Extract the whole listing as it stands. Do not include the pictures.
►
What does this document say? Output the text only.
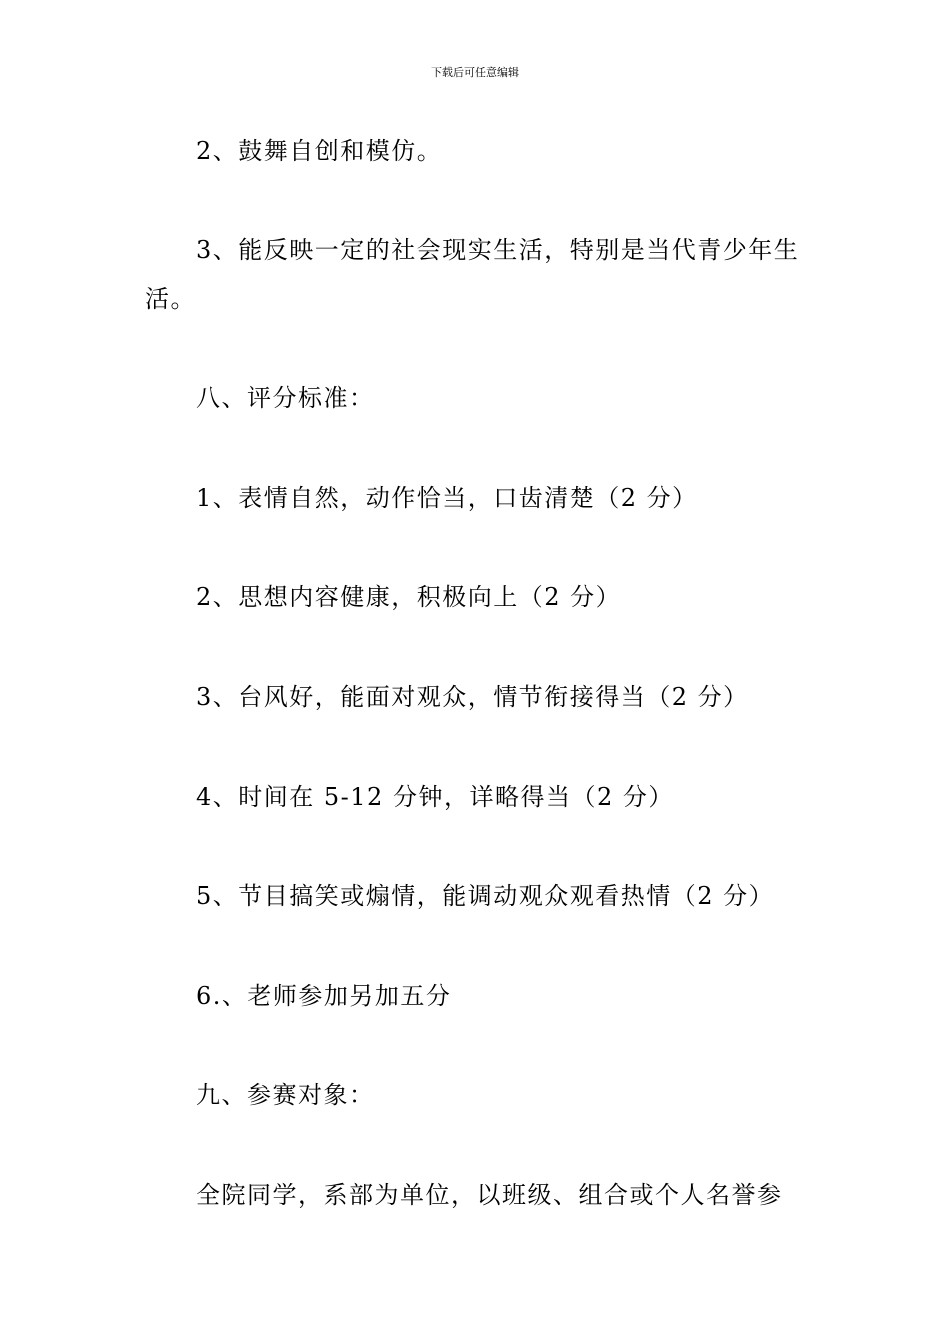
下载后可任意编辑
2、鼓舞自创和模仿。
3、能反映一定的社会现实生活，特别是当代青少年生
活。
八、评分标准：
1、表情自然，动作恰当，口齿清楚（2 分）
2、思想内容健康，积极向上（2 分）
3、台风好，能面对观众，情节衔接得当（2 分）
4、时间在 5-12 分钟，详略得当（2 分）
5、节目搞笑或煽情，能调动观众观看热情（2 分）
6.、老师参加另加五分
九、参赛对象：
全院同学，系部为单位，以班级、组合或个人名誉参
◄
The solution:
What does this document say? Output the text only.
下载后可任意编辑
2、鼓舞自创和模仿。
3、能反映一定的社会现实生活，特别是当代青少年生
活。
八、评分标准：
1、表情自然，动作恰当，口齿清楚（2 分）
2、思想内容健康，积极向上（2 分）
3、台风好，能面对观众，情节衔接得当（2 分）
4、时间在 5-12 分钟，详略得当（2 分）
5、节目搞笑或煽情，能调动观众观看热情（2 分）
6.、老师参加另加五分
九、参赛对象：
全院同学，系部为单位，以班级、组合或个人名誉参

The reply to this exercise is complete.